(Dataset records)
START

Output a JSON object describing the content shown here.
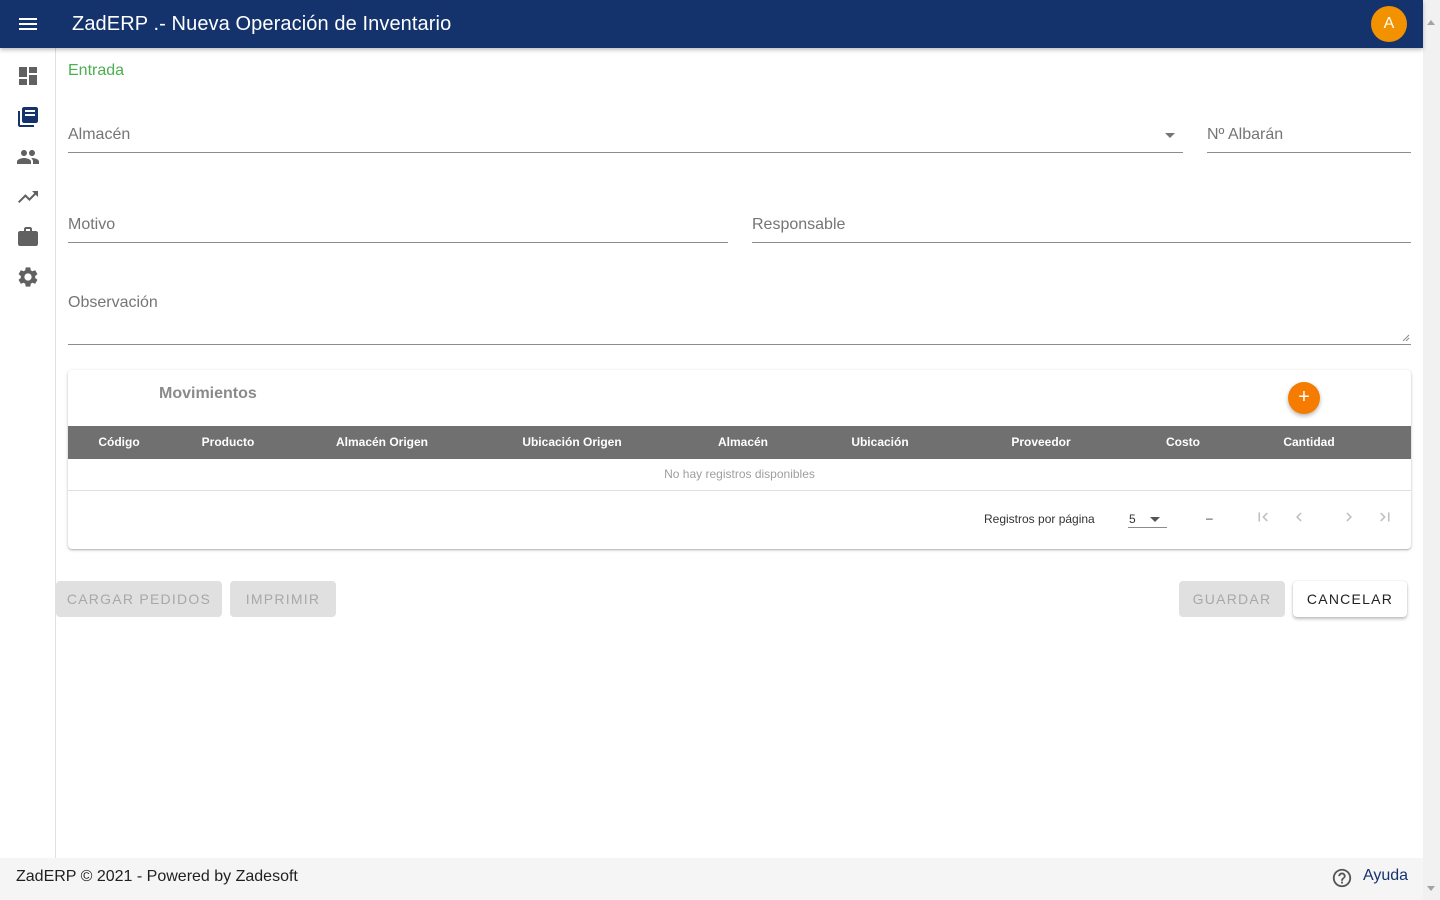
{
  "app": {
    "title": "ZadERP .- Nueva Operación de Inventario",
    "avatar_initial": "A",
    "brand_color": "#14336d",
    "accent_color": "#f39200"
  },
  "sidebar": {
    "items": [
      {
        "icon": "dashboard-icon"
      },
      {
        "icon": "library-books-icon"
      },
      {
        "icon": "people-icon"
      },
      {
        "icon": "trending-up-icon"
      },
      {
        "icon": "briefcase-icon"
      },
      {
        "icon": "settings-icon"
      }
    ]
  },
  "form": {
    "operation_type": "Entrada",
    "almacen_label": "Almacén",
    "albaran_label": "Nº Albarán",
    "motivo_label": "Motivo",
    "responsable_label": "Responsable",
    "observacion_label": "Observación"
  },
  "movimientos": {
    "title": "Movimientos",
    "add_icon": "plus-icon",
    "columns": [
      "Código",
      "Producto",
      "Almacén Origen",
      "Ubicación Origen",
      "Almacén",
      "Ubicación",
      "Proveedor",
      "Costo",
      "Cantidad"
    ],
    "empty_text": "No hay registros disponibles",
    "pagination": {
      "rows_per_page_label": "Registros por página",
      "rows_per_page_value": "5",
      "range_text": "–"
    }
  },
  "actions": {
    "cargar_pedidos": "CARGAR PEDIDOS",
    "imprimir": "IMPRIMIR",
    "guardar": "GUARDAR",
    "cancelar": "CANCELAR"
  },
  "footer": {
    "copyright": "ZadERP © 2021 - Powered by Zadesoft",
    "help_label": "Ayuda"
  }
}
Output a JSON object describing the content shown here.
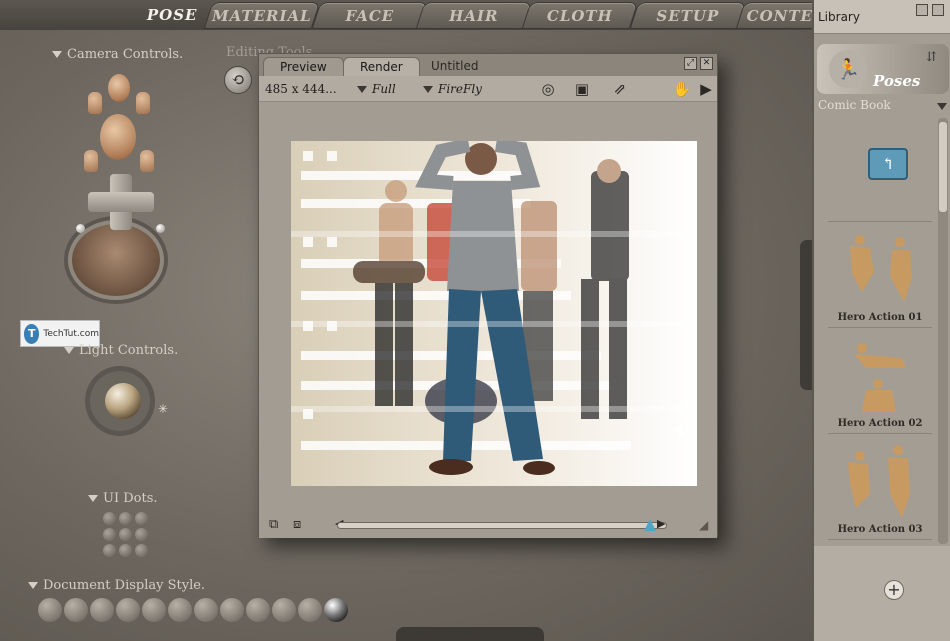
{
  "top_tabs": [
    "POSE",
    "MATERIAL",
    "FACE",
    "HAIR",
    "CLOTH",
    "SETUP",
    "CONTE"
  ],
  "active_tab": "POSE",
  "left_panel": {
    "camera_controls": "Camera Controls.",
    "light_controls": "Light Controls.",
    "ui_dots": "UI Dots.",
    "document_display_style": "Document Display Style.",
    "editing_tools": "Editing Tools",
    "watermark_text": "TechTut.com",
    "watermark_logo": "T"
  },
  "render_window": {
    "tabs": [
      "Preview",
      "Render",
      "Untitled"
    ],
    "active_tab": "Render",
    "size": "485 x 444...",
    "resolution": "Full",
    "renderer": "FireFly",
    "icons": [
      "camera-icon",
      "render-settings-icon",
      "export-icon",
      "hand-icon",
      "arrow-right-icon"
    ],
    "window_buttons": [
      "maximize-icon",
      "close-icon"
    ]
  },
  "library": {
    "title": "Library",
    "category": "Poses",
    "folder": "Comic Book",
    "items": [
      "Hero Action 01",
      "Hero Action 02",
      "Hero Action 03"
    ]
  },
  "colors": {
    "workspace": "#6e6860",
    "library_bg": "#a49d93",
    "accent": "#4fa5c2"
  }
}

END

__Set problem__
Compute how many lines include the string "Controls", then give that number by itself.

__Full response__
2